Dataset extract =>
· · · · ·

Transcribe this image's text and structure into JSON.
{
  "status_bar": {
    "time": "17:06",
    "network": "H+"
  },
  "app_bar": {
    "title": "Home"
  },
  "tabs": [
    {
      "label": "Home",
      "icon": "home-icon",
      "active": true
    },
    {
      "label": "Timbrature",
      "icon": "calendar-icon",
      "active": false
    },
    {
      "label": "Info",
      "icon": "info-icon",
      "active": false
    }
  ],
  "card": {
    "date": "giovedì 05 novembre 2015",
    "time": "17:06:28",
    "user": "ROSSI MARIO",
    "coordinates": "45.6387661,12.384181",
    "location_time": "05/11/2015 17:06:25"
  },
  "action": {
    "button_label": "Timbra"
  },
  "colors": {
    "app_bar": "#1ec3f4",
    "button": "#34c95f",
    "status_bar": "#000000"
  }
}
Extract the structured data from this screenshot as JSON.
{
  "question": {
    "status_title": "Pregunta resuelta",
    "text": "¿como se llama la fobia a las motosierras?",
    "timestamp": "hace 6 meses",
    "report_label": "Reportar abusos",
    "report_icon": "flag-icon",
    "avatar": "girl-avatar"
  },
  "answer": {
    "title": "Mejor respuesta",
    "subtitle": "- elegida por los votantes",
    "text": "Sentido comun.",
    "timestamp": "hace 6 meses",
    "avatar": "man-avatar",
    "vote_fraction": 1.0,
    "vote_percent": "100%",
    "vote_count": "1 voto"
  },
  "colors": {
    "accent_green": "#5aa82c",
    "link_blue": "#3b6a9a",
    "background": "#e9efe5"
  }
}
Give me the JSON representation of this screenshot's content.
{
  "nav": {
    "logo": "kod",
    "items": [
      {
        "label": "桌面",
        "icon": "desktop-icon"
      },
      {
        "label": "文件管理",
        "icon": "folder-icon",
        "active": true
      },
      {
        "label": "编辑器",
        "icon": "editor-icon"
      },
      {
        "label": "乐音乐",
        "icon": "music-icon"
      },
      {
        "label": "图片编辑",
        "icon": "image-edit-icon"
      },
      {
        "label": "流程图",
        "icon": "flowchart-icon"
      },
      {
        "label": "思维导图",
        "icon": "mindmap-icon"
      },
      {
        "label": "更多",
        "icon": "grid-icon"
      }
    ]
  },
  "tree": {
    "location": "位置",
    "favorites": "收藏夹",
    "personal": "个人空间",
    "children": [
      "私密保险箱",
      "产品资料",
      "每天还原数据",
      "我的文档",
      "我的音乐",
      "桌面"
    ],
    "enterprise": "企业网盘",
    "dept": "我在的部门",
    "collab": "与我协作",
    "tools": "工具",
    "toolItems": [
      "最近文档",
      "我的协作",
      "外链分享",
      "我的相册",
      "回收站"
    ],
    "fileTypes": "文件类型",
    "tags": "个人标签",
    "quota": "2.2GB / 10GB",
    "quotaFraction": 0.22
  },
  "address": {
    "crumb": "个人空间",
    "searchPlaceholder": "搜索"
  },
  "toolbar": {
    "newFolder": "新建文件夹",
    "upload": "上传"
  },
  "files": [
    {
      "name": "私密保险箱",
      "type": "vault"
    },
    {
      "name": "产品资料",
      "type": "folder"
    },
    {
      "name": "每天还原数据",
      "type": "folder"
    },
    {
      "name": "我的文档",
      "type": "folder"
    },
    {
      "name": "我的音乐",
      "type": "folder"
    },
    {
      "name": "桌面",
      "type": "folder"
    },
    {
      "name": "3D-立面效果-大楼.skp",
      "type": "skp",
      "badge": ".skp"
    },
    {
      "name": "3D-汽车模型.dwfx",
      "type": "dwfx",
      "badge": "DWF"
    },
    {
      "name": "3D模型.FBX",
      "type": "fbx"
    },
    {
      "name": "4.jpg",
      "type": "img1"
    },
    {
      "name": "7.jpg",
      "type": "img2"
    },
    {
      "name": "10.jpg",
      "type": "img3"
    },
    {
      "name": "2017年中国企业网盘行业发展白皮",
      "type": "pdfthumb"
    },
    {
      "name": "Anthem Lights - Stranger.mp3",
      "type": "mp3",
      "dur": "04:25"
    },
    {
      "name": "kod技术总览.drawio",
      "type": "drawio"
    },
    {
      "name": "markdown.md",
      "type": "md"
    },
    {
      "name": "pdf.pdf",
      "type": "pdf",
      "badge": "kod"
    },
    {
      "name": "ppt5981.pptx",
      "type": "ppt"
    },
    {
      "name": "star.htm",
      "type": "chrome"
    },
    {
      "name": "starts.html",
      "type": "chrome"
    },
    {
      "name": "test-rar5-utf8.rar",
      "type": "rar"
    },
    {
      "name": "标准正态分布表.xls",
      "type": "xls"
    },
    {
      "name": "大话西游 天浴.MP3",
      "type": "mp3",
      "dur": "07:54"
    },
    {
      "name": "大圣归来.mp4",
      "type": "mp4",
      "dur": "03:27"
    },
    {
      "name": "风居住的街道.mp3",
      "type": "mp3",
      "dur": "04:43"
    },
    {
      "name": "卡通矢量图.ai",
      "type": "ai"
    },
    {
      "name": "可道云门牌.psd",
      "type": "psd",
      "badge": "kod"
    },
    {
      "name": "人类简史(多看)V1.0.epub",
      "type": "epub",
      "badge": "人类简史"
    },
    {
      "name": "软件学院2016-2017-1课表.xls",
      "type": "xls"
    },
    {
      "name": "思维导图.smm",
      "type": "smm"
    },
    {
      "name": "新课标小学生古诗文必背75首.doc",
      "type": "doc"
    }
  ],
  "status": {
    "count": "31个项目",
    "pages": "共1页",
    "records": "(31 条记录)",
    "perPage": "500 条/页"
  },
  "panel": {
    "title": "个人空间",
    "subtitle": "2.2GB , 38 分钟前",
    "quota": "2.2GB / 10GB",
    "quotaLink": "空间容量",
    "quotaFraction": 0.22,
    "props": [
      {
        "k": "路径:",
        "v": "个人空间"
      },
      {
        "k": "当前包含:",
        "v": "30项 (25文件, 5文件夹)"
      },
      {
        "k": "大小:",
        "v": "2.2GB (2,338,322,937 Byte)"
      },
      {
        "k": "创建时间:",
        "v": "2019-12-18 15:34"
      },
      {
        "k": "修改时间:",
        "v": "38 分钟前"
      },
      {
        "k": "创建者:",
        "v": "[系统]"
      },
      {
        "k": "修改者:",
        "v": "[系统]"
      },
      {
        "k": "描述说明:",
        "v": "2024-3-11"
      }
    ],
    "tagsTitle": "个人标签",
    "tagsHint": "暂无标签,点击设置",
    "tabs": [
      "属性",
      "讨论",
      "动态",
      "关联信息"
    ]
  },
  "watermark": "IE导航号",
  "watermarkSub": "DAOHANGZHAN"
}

· · · · ·

Written task =>
From the entries above, extract each line containing "个人空间".

Task output =>
    "personal": "个人空间",
    "crumb": "个人空间",
    "title": "个人空间",
        "v": "个人空间"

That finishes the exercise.